Work to be completed:
Reproduce each of the lines word for word.

Data listing:

────────

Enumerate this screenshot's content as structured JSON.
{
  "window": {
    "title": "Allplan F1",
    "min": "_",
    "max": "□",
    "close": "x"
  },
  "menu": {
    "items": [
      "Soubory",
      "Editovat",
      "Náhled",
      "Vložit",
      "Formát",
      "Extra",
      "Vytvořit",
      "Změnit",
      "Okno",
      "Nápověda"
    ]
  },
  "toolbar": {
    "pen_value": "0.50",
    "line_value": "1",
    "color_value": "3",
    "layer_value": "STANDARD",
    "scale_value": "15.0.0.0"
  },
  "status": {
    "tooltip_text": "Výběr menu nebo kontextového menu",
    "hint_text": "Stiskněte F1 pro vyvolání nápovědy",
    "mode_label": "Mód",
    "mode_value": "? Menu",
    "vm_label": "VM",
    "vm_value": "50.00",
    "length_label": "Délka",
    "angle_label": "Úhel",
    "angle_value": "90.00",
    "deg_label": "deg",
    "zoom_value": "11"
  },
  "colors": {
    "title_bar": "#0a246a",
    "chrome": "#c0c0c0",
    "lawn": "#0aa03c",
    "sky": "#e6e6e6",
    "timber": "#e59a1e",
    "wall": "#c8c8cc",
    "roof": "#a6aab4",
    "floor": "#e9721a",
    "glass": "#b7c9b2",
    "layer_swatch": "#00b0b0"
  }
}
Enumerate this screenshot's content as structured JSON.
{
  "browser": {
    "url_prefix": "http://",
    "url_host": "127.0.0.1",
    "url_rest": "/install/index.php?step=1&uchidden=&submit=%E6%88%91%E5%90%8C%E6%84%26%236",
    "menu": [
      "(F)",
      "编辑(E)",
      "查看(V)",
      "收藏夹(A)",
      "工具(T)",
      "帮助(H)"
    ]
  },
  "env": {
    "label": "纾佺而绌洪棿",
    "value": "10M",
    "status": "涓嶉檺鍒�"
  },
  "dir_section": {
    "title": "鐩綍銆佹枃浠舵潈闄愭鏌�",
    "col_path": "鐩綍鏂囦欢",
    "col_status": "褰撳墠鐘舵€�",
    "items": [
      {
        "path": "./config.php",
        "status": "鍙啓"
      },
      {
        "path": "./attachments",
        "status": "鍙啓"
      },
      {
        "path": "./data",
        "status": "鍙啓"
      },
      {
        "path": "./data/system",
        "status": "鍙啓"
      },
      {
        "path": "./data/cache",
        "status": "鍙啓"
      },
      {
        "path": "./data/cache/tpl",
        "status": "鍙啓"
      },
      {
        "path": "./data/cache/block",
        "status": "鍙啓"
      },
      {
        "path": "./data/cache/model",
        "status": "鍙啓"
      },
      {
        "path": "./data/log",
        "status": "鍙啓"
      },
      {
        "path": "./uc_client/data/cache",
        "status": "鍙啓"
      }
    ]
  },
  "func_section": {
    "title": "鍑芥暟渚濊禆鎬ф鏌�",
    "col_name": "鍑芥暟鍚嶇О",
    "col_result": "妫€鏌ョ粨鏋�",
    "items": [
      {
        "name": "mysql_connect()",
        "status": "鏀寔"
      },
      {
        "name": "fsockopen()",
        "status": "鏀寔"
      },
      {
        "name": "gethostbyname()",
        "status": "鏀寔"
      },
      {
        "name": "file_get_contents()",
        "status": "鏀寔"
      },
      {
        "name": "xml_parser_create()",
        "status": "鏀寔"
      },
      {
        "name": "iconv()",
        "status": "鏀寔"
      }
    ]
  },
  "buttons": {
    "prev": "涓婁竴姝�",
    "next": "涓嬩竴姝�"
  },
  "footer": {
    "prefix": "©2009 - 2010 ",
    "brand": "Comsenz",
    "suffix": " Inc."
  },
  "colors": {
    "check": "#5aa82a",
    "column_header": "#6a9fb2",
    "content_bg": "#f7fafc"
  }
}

────────

The solution:
Enumerate this screenshot's content as structured JSON.
{
  "window": {
    "title": "Allplan F1",
    "min": "_",
    "max": "□",
    "close": "x"
  },
  "menu": {
    "items": [
      "Soubory",
      "Editovat",
      "Náhled",
      "Vložit",
      "Formát",
      "Extra",
      "Vytvořit",
      "Změnit",
      "Okno",
      "Nápověda"
    ]
  },
  "toolbar": {
    "pen_value": "0.50",
    "line_value": "1",
    "color_value": "3",
    "layer_value": "STANDARD",
    "scale_value": "15.0.0.0"
  },
  "status": {
    "tooltip_text": "Výběr menu nebo kontextového menu",
    "hint_text": "Stiskněte F1 pro vyvolání nápovědy",
    "mode_label": "Mód",
    "mode_value": "? Menu",
    "vm_label": "VM",
    "vm_value": "50.00",
    "length_label": "Délka",
    "angle_label": "Úhel",
    "angle_value": "90.00",
    "deg_label": "deg",
    "zoom_value": "11"
  },
  "colors": {
    "title_bar": "#0a246a",
    "chrome": "#c0c0c0",
    "lawn": "#0aa03c",
    "sky": "#e6e6e6",
    "timber": "#e59a1e",
    "wall": "#c8c8cc",
    "roof": "#a6aab4",
    "floor": "#e9721a",
    "glass": "#b7c9b2",
    "layer_swatch": "#00b0b0"
  }
}
Enumerate this screenshot's content as structured JSON.
{
  "browser": {
    "url_prefix": "http://",
    "url_host": "127.0.0.1",
    "url_rest": "/install/index.php?step=1&uchidden=&submit=%E6%88%91%E5%90%8C%E6%84%26%236",
    "menu": [
      "(F)",
      "编辑(E)",
      "查看(V)",
      "收藏夹(A)",
      "工具(T)",
      "帮助(H)"
    ]
  },
  "env": {
    "label": "纾佺而绌洪棿",
    "value": "10M",
    "status": "涓嶉檺鍒�"
  },
  "dir_section": {
    "title": "鐩綍銆佹枃浠舵潈闄愭鏌�",
    "col_path": "鐩綍鏂囦欢",
    "col_status": "褰撳墠鐘舵€�",
    "items": [
      {
        "path": "./config.php",
        "status": "鍙啓"
      },
      {
        "path": "./attachments",
        "status": "鍙啓"
      },
      {
        "path": "./data",
        "status": "鍙啓"
      },
      {
        "path": "./data/system",
        "status": "鍙啓"
      },
      {
        "path": "./data/cache",
        "status": "鍙啓"
      },
      {
        "path": "./data/cache/tpl",
        "status": "鍙啓"
      },
      {
        "path": "./data/cache/block",
        "status": "鍙啓"
      },
      {
        "path": "./data/cache/model",
        "status": "鍙啓"
      },
      {
        "path": "./data/log",
        "status": "鍙啓"
      },
      {
        "path": "./uc_client/data/cache",
        "status": "鍙啓"
      }
    ]
  },
  "func_section": {
    "title": "鍑芥暟渚濊禆鎬ф鏌�",
    "col_name": "鍑芥暟鍚嶇О",
    "col_result": "妫€鏌ョ粨鏋�",
    "items": [
      {
        "name": "mysql_connect()",
        "status": "鏀寔"
      },
      {
        "name": "fsockopen()",
        "status": "鏀寔"
      },
      {
        "name": "gethostbyname()",
        "status": "鏀寔"
      },
      {
        "name": "file_get_contents()",
        "status": "鏀寔"
      },
      {
        "name": "xml_parser_create()",
        "status": "鏀寔"
      },
      {
        "name": "iconv()",
        "status": "鏀寔"
      }
    ]
  },
  "buttons": {
    "prev": "涓婁竴姝�",
    "next": "涓嬩竴姝�"
  },
  "footer": {
    "prefix": "©2009 - 2010 ",
    "brand": "Comsenz",
    "suffix": " Inc."
  },
  "colors": {
    "check": "#5aa82a",
    "column_header": "#6a9fb2",
    "content_bg": "#f7fafc"
  }
}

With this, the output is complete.